→ **What this task involves**
Among the lines below, count those with "Legal". Give the total alone.

(Dataset items)
·····
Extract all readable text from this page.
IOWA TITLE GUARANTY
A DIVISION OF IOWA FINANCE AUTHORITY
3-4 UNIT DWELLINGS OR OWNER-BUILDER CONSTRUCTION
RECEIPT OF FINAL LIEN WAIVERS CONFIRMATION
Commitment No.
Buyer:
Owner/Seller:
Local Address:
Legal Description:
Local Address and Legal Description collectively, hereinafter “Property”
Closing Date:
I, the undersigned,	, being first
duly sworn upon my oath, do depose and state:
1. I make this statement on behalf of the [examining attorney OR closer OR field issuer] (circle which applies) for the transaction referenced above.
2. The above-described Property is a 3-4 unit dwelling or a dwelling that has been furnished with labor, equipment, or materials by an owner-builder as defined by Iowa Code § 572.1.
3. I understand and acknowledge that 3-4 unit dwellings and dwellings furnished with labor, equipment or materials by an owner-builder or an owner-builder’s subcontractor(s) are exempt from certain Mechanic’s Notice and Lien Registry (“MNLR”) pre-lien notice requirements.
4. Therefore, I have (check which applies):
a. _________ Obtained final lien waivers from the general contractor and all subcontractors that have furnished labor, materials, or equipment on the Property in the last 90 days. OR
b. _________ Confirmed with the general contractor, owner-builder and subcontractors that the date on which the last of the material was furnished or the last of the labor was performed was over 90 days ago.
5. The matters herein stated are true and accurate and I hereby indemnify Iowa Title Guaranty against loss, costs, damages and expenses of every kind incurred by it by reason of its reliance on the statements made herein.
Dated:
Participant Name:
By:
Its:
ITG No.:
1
·····
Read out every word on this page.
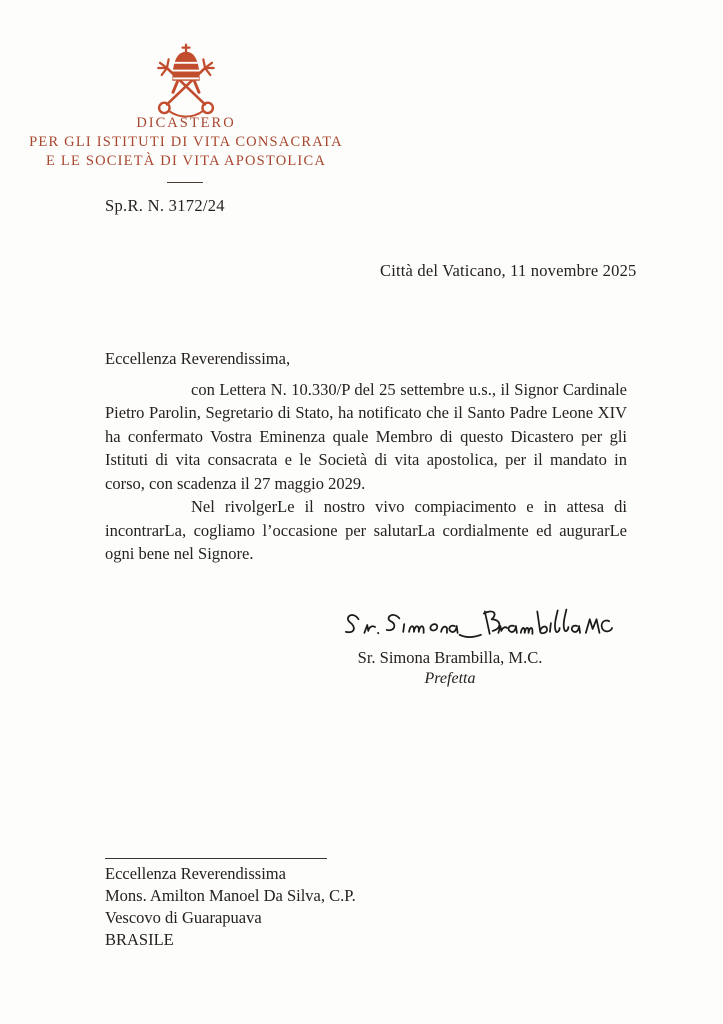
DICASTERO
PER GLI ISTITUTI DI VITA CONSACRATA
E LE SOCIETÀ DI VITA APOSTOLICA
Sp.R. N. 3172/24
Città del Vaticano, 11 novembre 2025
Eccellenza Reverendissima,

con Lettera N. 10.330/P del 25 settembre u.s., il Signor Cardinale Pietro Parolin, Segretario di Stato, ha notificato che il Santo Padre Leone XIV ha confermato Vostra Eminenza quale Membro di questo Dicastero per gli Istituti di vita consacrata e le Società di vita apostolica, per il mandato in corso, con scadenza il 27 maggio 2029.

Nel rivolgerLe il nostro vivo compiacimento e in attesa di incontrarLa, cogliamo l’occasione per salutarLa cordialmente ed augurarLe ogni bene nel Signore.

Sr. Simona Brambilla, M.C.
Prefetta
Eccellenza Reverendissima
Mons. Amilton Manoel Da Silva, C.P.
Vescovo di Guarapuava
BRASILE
·····
→ **Reply**
2